## start
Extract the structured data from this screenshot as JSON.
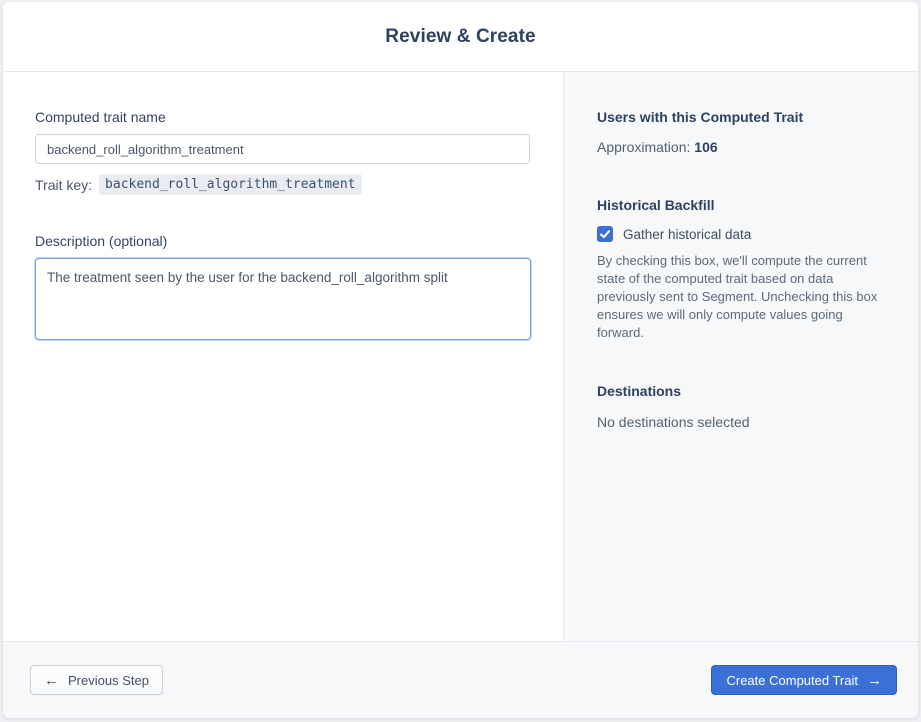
{
  "header": {
    "title": "Review & Create"
  },
  "form": {
    "name_label": "Computed trait name",
    "name_value": "backend_roll_algorithm_treatment",
    "trait_key_label": "Trait key:",
    "trait_key_value": "backend_roll_algorithm_treatment",
    "description_label": "Description (optional)",
    "description_value": "The treatment seen by the user for the backend_roll_algorithm split"
  },
  "sidebar": {
    "users_heading": "Users with this Computed Trait",
    "approximation_label": "Approximation: ",
    "approximation_value": "106",
    "backfill_heading": "Historical Backfill",
    "backfill_checkbox_label": "Gather historical data",
    "backfill_checked": true,
    "backfill_description": "By checking this box, we'll compute the current state of the computed trait based on data previously sent to Segment. Unchecking this box ensures we will only compute values going forward.",
    "destinations_heading": "Destinations",
    "destinations_empty": "No destinations selected"
  },
  "footer": {
    "previous_label": "Previous Step",
    "create_label": "Create Computed Trait"
  },
  "icons": {
    "back_arrow": "←",
    "forward_arrow": "→"
  },
  "colors": {
    "accent_blue": "#3b70d7",
    "checkbox_blue": "#3a6fd4",
    "heading_navy": "#2e4161",
    "sidebar_bg": "#f7f8fa",
    "focused_input_border": "#7da1e0"
  }
}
## end
= Set problem =
Restate the whole listing above exactly, except for its images.

= Result for this task =
Extract the structured data from this screenshot as JSON.
{
  "header": {
    "title": "Review & Create"
  },
  "form": {
    "name_label": "Computed trait name",
    "name_value": "backend_roll_algorithm_treatment",
    "trait_key_label": "Trait key:",
    "trait_key_value": "backend_roll_algorithm_treatment",
    "description_label": "Description (optional)",
    "description_value": "The treatment seen by the user for the backend_roll_algorithm split"
  },
  "sidebar": {
    "users_heading": "Users with this Computed Trait",
    "approximation_label": "Approximation: ",
    "approximation_value": "106",
    "backfill_heading": "Historical Backfill",
    "backfill_checkbox_label": "Gather historical data",
    "backfill_checked": true,
    "backfill_description": "By checking this box, we'll compute the current state of the computed trait based on data previously sent to Segment. Unchecking this box ensures we will only compute values going forward.",
    "destinations_heading": "Destinations",
    "destinations_empty": "No destinations selected"
  },
  "footer": {
    "previous_label": "Previous Step",
    "create_label": "Create Computed Trait"
  },
  "icons": {
    "back_arrow": "←",
    "forward_arrow": "→"
  },
  "colors": {
    "accent_blue": "#3b70d7",
    "checkbox_blue": "#3a6fd4",
    "heading_navy": "#2e4161",
    "sidebar_bg": "#f7f8fa",
    "focused_input_border": "#7da1e0"
  }
}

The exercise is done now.